## start Data extract

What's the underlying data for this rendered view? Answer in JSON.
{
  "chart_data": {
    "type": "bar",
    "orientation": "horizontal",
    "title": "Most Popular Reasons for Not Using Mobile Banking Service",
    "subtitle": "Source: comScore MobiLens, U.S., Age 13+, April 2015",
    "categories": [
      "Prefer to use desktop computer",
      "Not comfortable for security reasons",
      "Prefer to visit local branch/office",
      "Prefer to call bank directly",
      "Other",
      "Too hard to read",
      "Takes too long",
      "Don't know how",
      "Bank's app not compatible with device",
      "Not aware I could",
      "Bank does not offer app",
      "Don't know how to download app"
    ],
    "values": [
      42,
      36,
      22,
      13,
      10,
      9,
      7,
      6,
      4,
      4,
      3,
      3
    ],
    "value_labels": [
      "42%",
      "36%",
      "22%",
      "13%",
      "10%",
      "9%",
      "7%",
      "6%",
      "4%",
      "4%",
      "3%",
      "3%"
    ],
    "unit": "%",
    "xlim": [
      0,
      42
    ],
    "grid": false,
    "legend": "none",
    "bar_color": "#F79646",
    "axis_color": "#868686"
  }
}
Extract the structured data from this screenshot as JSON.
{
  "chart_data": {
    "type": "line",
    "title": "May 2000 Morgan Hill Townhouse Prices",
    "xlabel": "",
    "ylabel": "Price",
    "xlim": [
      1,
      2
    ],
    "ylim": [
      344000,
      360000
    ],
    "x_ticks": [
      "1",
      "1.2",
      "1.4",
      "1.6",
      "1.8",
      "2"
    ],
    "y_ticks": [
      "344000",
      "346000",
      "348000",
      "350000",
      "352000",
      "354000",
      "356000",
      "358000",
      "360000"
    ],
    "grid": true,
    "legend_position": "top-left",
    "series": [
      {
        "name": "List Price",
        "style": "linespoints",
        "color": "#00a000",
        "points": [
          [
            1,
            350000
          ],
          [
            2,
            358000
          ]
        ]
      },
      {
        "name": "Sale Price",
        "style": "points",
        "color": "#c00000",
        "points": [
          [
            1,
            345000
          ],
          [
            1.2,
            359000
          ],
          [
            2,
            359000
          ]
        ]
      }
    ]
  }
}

## end Data extract

▸ **Written exercise**: Copy the material above verbatim.

▸ **Result of this exercise**:
What's the underlying data for this rendered view? Answer in JSON.
{
  "chart_data": {
    "type": "bar",
    "orientation": "horizontal",
    "title": "Most Popular Reasons for Not Using Mobile Banking Service",
    "subtitle": "Source: comScore MobiLens, U.S., Age 13+, April 2015",
    "categories": [
      "Prefer to use desktop computer",
      "Not comfortable for security reasons",
      "Prefer to visit local branch/office",
      "Prefer to call bank directly",
      "Other",
      "Too hard to read",
      "Takes too long",
      "Don't know how",
      "Bank's app not compatible with device",
      "Not aware I could",
      "Bank does not offer app",
      "Don't know how to download app"
    ],
    "values": [
      42,
      36,
      22,
      13,
      10,
      9,
      7,
      6,
      4,
      4,
      3,
      3
    ],
    "value_labels": [
      "42%",
      "36%",
      "22%",
      "13%",
      "10%",
      "9%",
      "7%",
      "6%",
      "4%",
      "4%",
      "3%",
      "3%"
    ],
    "unit": "%",
    "xlim": [
      0,
      42
    ],
    "grid": false,
    "legend": "none",
    "bar_color": "#F79646",
    "axis_color": "#868686"
  }
}
Extract the structured data from this screenshot as JSON.
{
  "chart_data": {
    "type": "line",
    "title": "May 2000 Morgan Hill Townhouse Prices",
    "xlabel": "",
    "ylabel": "Price",
    "xlim": [
      1,
      2
    ],
    "ylim": [
      344000,
      360000
    ],
    "x_ticks": [
      "1",
      "1.2",
      "1.4",
      "1.6",
      "1.8",
      "2"
    ],
    "y_ticks": [
      "344000",
      "346000",
      "348000",
      "350000",
      "352000",
      "354000",
      "356000",
      "358000",
      "360000"
    ],
    "grid": true,
    "legend_position": "top-left",
    "series": [
      {
        "name": "List Price",
        "style": "linespoints",
        "color": "#00a000",
        "points": [
          [
            1,
            350000
          ],
          [
            2,
            358000
          ]
        ]
      },
      {
        "name": "Sale Price",
        "style": "points",
        "color": "#c00000",
        "points": [
          [
            1,
            345000
          ],
          [
            1.2,
            359000
          ],
          [
            2,
            359000
          ]
        ]
      }
    ]
  }
}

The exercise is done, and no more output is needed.